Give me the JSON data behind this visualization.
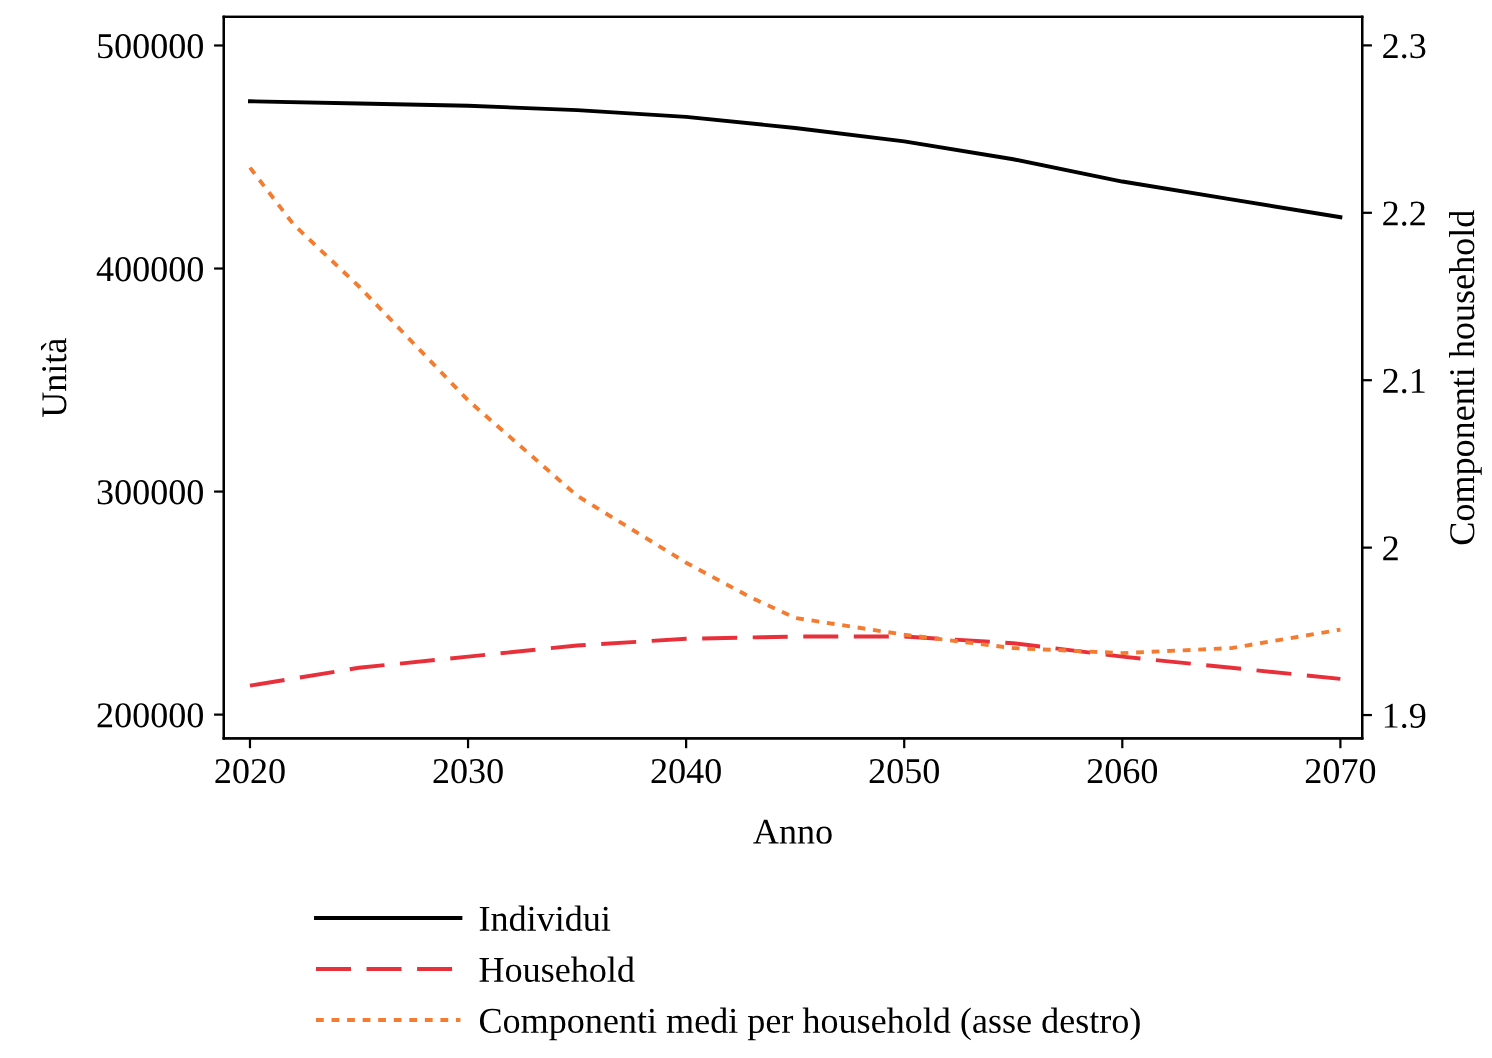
{
  "chart_data": {
    "type": "line",
    "xlabel": "Anno",
    "ylabel": "Unità",
    "y2label": "Componenti household",
    "x": [
      2020,
      2025,
      2030,
      2035,
      2040,
      2045,
      2050,
      2055,
      2060,
      2065,
      2070
    ],
    "xlim": [
      2018.8,
      2071
    ],
    "xticks": [
      2020,
      2030,
      2040,
      2050,
      2060,
      2070
    ],
    "ylim": [
      189300,
      512800
    ],
    "yticks": [
      200000,
      300000,
      400000,
      500000
    ],
    "y2lim": [
      1.886,
      2.317
    ],
    "y2ticks": [
      1.9,
      {
        "value": 2,
        "label": "2"
      },
      2.1,
      2.2,
      2.3
    ],
    "grid": false,
    "legend": "bottom",
    "marker": "none",
    "series": [
      {
        "name": "Individui",
        "color": "#000000",
        "line_style": "solid",
        "values": [
          475000,
          474000,
          473000,
          471000,
          468000,
          463000,
          457000,
          449000,
          439000,
          431000,
          423000
        ]
      },
      {
        "name": "Household",
        "color": "#e8303a",
        "line_style": "dashed",
        "values": [
          213000,
          221000,
          226000,
          231000,
          234000,
          235000,
          235000,
          232000,
          226000,
          221000,
          216000
        ]
      },
      {
        "name": "Componenti medi per household (asse destro)",
        "color": "#f47c30",
        "line_style": "dotted",
        "axis": "y2",
        "x": [
          2020,
          2022,
          2025,
          2030,
          2035,
          2040,
          2043,
          2045,
          2050,
          2055,
          2060,
          2065,
          2070
        ],
        "values": [
          2.227,
          2.193,
          2.156,
          2.088,
          2.031,
          1.991,
          1.97,
          1.958,
          1.948,
          1.94,
          1.937,
          1.94,
          1.951
        ]
      }
    ]
  }
}
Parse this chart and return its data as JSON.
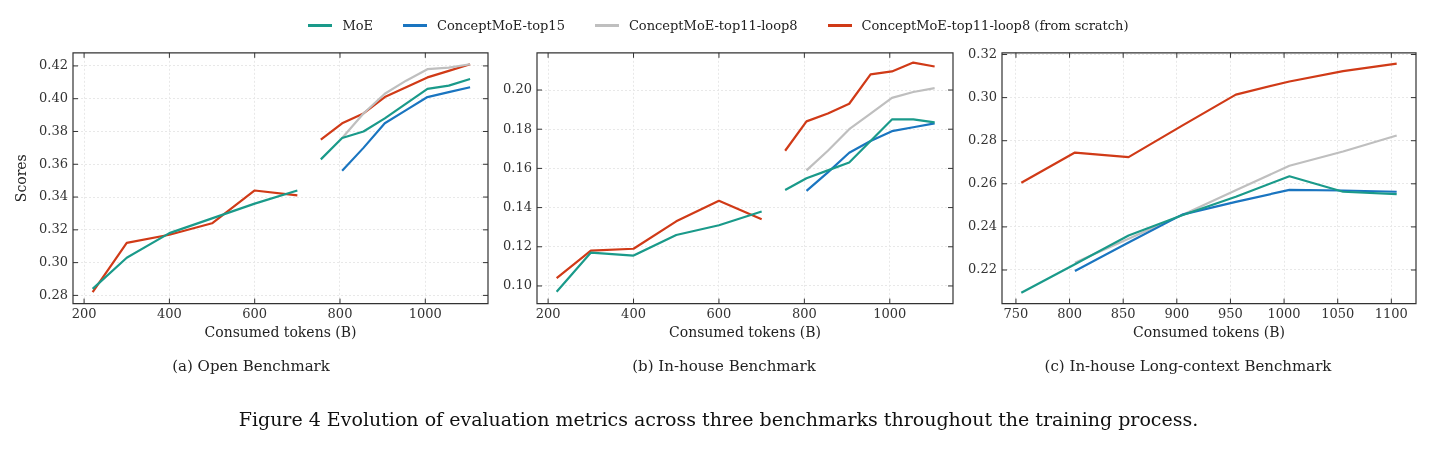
{
  "chart_data": [
    {
      "type": "line",
      "title": "(a) Open Benchmark",
      "xlabel": "Consumed tokens (B)",
      "ylabel": "Scores",
      "legend": "top",
      "grid": true,
      "x": [
        220,
        300,
        400,
        500,
        600,
        700,
        728,
        755,
        805,
        855,
        905,
        955,
        1005,
        1055,
        1105
      ],
      "xlim": [
        174,
        1147
      ],
      "xticks": [
        200,
        400,
        600,
        800,
        1000
      ],
      "ylim": [
        0.275,
        0.428
      ],
      "yticks": [
        0.28,
        {
          "value": 0.3,
          "label": "0.30"
        },
        0.32,
        0.34,
        0.36,
        0.38,
        {
          "value": 0.4,
          "label": "0.40"
        },
        0.42
      ],
      "series": [
        {
          "name": "MoE",
          "color": "#1a9a8a",
          "values": [
            0.284,
            0.303,
            0.318,
            0.327,
            0.336,
            0.344,
            null,
            0.363,
            0.376,
            0.38,
            0.388,
            0.397,
            0.406,
            0.408,
            0.412
          ]
        },
        {
          "name": "ConceptMoE-top15",
          "color": "#1a75c0",
          "values": [
            null,
            null,
            null,
            null,
            null,
            null,
            null,
            null,
            0.356,
            0.37,
            0.385,
            0.393,
            0.401,
            0.404,
            0.407
          ]
        },
        {
          "name": "ConceptMoE-top11-loop8",
          "color": "#bfbfbf",
          "values": [
            null,
            null,
            null,
            null,
            null,
            null,
            null,
            null,
            0.376,
            0.391,
            0.403,
            0.411,
            0.418,
            0.419,
            0.421
          ]
        },
        {
          "name": "ConceptMoE-top11-loop8 (from scratch)",
          "color": "#d03a17",
          "values": [
            0.282,
            0.312,
            0.317,
            0.324,
            0.344,
            0.341,
            null,
            0.375,
            0.385,
            0.391,
            0.401,
            0.407,
            0.413,
            0.417,
            0.421
          ]
        }
      ]
    },
    {
      "type": "line",
      "title": "(b) In-house Benchmark",
      "xlabel": "Consumed tokens (B)",
      "grid": true,
      "annotations": [
        "Figure 4  Evolution of evaluation metrics across three benchmarks throughout the training process."
      ],
      "x": [
        220,
        300,
        400,
        500,
        600,
        700,
        728,
        755,
        805,
        855,
        905,
        955,
        1005,
        1055,
        1105
      ],
      "xlim": [
        174,
        1148
      ],
      "xticks": [
        200,
        400,
        600,
        800,
        1000
      ],
      "ylim": [
        0.091,
        0.219
      ],
      "yticks": [
        {
          "value": 0.1,
          "label": "0.10"
        },
        0.12,
        0.14,
        0.16,
        0.18,
        {
          "value": 0.2,
          "label": "0.20"
        }
      ],
      "series": [
        {
          "color": "#1a9a8a",
          "values": [
            0.097,
            0.117,
            0.1155,
            0.126,
            0.131,
            0.138,
            null,
            0.149,
            0.155,
            0.159,
            0.163,
            0.174,
            0.185,
            0.185,
            0.1835
          ]
        },
        {
          "color": "#1a75c0",
          "values": [
            null,
            null,
            null,
            null,
            null,
            null,
            null,
            null,
            0.1485,
            0.158,
            0.168,
            0.174,
            0.179,
            0.181,
            0.183
          ]
        },
        {
          "color": "#bfbfbf",
          "values": [
            null,
            null,
            null,
            null,
            null,
            null,
            null,
            null,
            0.159,
            0.169,
            0.18,
            0.188,
            0.196,
            0.199,
            0.201
          ]
        },
        {
          "color": "#d03a17",
          "values": [
            0.104,
            0.118,
            0.119,
            0.133,
            0.1435,
            0.134,
            null,
            0.169,
            0.184,
            0.188,
            0.193,
            0.208,
            0.2095,
            0.214,
            0.212
          ]
        }
      ]
    },
    {
      "type": "line",
      "title": "(c) In-house Long-context Benchmark",
      "xlabel": "Consumed tokens (B)",
      "grid": true,
      "x": [
        755,
        805,
        855,
        905,
        955,
        1005,
        1055,
        1105
      ],
      "xlim": [
        737,
        1123
      ],
      "xticks": [
        750,
        800,
        850,
        900,
        950,
        1000,
        1050,
        1100
      ],
      "ylim": [
        0.2044,
        0.3208
      ],
      "yticks": [
        0.22,
        0.24,
        0.26,
        0.28,
        {
          "value": 0.3,
          "label": "0.30"
        },
        0.32
      ],
      "series": [
        {
          "color": "#1a9a8a",
          "values": [
            0.2094,
            0.2227,
            0.236,
            0.2454,
            0.254,
            0.2635,
            0.2563,
            0.2552
          ]
        },
        {
          "color": "#1a75c0",
          "values": [
            null,
            0.2195,
            0.2328,
            0.2457,
            0.2516,
            0.2572,
            0.2569,
            0.2563
          ]
        },
        {
          "color": "#bfbfbf",
          "values": [
            null,
            0.2234,
            0.2345,
            0.2455,
            0.257,
            0.2684,
            0.275,
            0.2824
          ]
        },
        {
          "color": "#d03a17",
          "values": [
            0.2605,
            0.2745,
            0.2724,
            0.287,
            0.3014,
            0.3075,
            0.3123,
            0.3158
          ]
        }
      ]
    }
  ]
}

◆ ◆ ◆

With the pictures left out, transcribe the material exactly.

Give me the JSON data behind this visualization.
{
  "chart_data": {
    "type": "line",
    "xlabel": "Anno",
    "ylabel": "Unità",
    "y2label": "Componenti household",
    "x": [
      2020,
      2025,
      2030,
      2035,
      2040,
      2045,
      2050,
      2055,
      2060,
      2065,
      2070
    ],
    "xlim": [
      2018.8,
      2071
    ],
    "xticks": [
      2020,
      2030,
      2040,
      2050,
      2060,
      2070
    ],
    "ylim": [
      189300,
      512800
    ],
    "yticks": [
      200000,
      300000,
      400000,
      500000
    ],
    "y2lim": [
      1.886,
      2.317
    ],
    "y2ticks": [
      1.9,
      {
        "value": 2,
        "label": "2"
      },
      2.1,
      2.2,
      2.3
    ],
    "grid": false,
    "legend": "bottom",
    "marker": "none",
    "series": [
      {
        "name": "Individui",
        "color": "#000000",
        "line_style": "solid",
        "values": [
          475000,
          474000,
          473000,
          471000,
          468000,
          463000,
          457000,
          449000,
          439000,
          431000,
          423000
        ]
      },
      {
        "name": "Household",
        "color": "#e8303a",
        "line_style": "dashed",
        "values": [
          213000,
          221000,
          226000,
          231000,
          234000,
          235000,
          235000,
          232000,
          226000,
          221000,
          216000
        ]
      },
      {
        "name": "Componenti medi per household (asse destro)",
        "color": "#f47c30",
        "line_style": "dotted",
        "axis": "y2",
        "x": [
          2020,
          2022,
          2025,
          2030,
          2035,
          2040,
          2043,
          2045,
          2050,
          2055,
          2060,
          2065,
          2070
        ],
        "values": [
          2.227,
          2.193,
          2.156,
          2.088,
          2.031,
          1.991,
          1.97,
          1.958,
          1.948,
          1.94,
          1.937,
          1.94,
          1.951
        ]
      }
    ]
  }
}
Parse this chart and return its data as JSON.
{
  "chart_data": [
    {
      "type": "line",
      "title": "(a) Open Benchmark",
      "xlabel": "Consumed tokens (B)",
      "ylabel": "Scores",
      "legend": "top",
      "grid": true,
      "x": [
        220,
        300,
        400,
        500,
        600,
        700,
        728,
        755,
        805,
        855,
        905,
        955,
        1005,
        1055,
        1105
      ],
      "xlim": [
        174,
        1147
      ],
      "xticks": [
        200,
        400,
        600,
        800,
        1000
      ],
      "ylim": [
        0.275,
        0.428
      ],
      "yticks": [
        0.28,
        {
          "value": 0.3,
          "label": "0.30"
        },
        0.32,
        0.34,
        0.36,
        0.38,
        {
          "value": 0.4,
          "label": "0.40"
        },
        0.42
      ],
      "series": [
        {
          "name": "MoE",
          "color": "#1a9a8a",
          "values": [
            0.284,
            0.303,
            0.318,
            0.327,
            0.336,
            0.344,
            null,
            0.363,
            0.376,
            0.38,
            0.388,
            0.397,
            0.406,
            0.408,
            0.412
          ]
        },
        {
          "name": "ConceptMoE-top15",
          "color": "#1a75c0",
          "values": [
            null,
            null,
            null,
            null,
            null,
            null,
            null,
            null,
            0.356,
            0.37,
            0.385,
            0.393,
            0.401,
            0.404,
            0.407
          ]
        },
        {
          "name": "ConceptMoE-top11-loop8",
          "color": "#bfbfbf",
          "values": [
            null,
            null,
            null,
            null,
            null,
            null,
            null,
            null,
            0.376,
            0.391,
            0.403,
            0.411,
            0.418,
            0.419,
            0.421
          ]
        },
        {
          "name": "ConceptMoE-top11-loop8 (from scratch)",
          "color": "#d03a17",
          "values": [
            0.282,
            0.312,
            0.317,
            0.324,
            0.344,
            0.341,
            null,
            0.375,
            0.385,
            0.391,
            0.401,
            0.407,
            0.413,
            0.417,
            0.421
          ]
        }
      ]
    },
    {
      "type": "line",
      "title": "(b) In-house Benchmark",
      "xlabel": "Consumed tokens (B)",
      "grid": true,
      "annotations": [
        "Figure 4  Evolution of evaluation metrics across three benchmarks throughout the training process."
      ],
      "x": [
        220,
        300,
        400,
        500,
        600,
        700,
        728,
        755,
        805,
        855,
        905,
        955,
        1005,
        1055,
        1105
      ],
      "xlim": [
        174,
        1148
      ],
      "xticks": [
        200,
        400,
        600,
        800,
        1000
      ],
      "ylim": [
        0.091,
        0.219
      ],
      "yticks": [
        {
          "value": 0.1,
          "label": "0.10"
        },
        0.12,
        0.14,
        0.16,
        0.18,
        {
          "value": 0.2,
          "label": "0.20"
        }
      ],
      "series": [
        {
          "color": "#1a9a8a",
          "values": [
            0.097,
            0.117,
            0.1155,
            0.126,
            0.131,
            0.138,
            null,
            0.149,
            0.155,
            0.159,
            0.163,
            0.174,
            0.185,
            0.185,
            0.1835
          ]
        },
        {
          "color": "#1a75c0",
          "values": [
            null,
            null,
            null,
            null,
            null,
            null,
            null,
            null,
            0.1485,
            0.158,
            0.168,
            0.174,
            0.179,
            0.181,
            0.183
          ]
        },
        {
          "color": "#bfbfbf",
          "values": [
            null,
            null,
            null,
            null,
            null,
            null,
            null,
            null,
            0.159,
            0.169,
            0.18,
            0.188,
            0.196,
            0.199,
            0.201
          ]
        },
        {
          "color": "#d03a17",
          "values": [
            0.104,
            0.118,
            0.119,
            0.133,
            0.1435,
            0.134,
            null,
            0.169,
            0.184,
            0.188,
            0.193,
            0.208,
            0.2095,
            0.214,
            0.212
          ]
        }
      ]
    },
    {
      "type": "line",
      "title": "(c) In-house Long-context Benchmark",
      "xlabel": "Consumed tokens (B)",
      "grid": true,
      "x": [
        755,
        805,
        855,
        905,
        955,
        1005,
        1055,
        1105
      ],
      "xlim": [
        737,
        1123
      ],
      "xticks": [
        750,
        800,
        850,
        900,
        950,
        1000,
        1050,
        1100
      ],
      "ylim": [
        0.2044,
        0.3208
      ],
      "yticks": [
        0.22,
        0.24,
        0.26,
        0.28,
        {
          "value": 0.3,
          "label": "0.30"
        },
        0.32
      ],
      "series": [
        {
          "color": "#1a9a8a",
          "values": [
            0.2094,
            0.2227,
            0.236,
            0.2454,
            0.254,
            0.2635,
            0.2563,
            0.2552
          ]
        },
        {
          "color": "#1a75c0",
          "values": [
            null,
            0.2195,
            0.2328,
            0.2457,
            0.2516,
            0.2572,
            0.2569,
            0.2563
          ]
        },
        {
          "color": "#bfbfbf",
          "values": [
            null,
            0.2234,
            0.2345,
            0.2455,
            0.257,
            0.2684,
            0.275,
            0.2824
          ]
        },
        {
          "color": "#d03a17",
          "values": [
            0.2605,
            0.2745,
            0.2724,
            0.287,
            0.3014,
            0.3075,
            0.3123,
            0.3158
          ]
        }
      ]
    }
  ]
}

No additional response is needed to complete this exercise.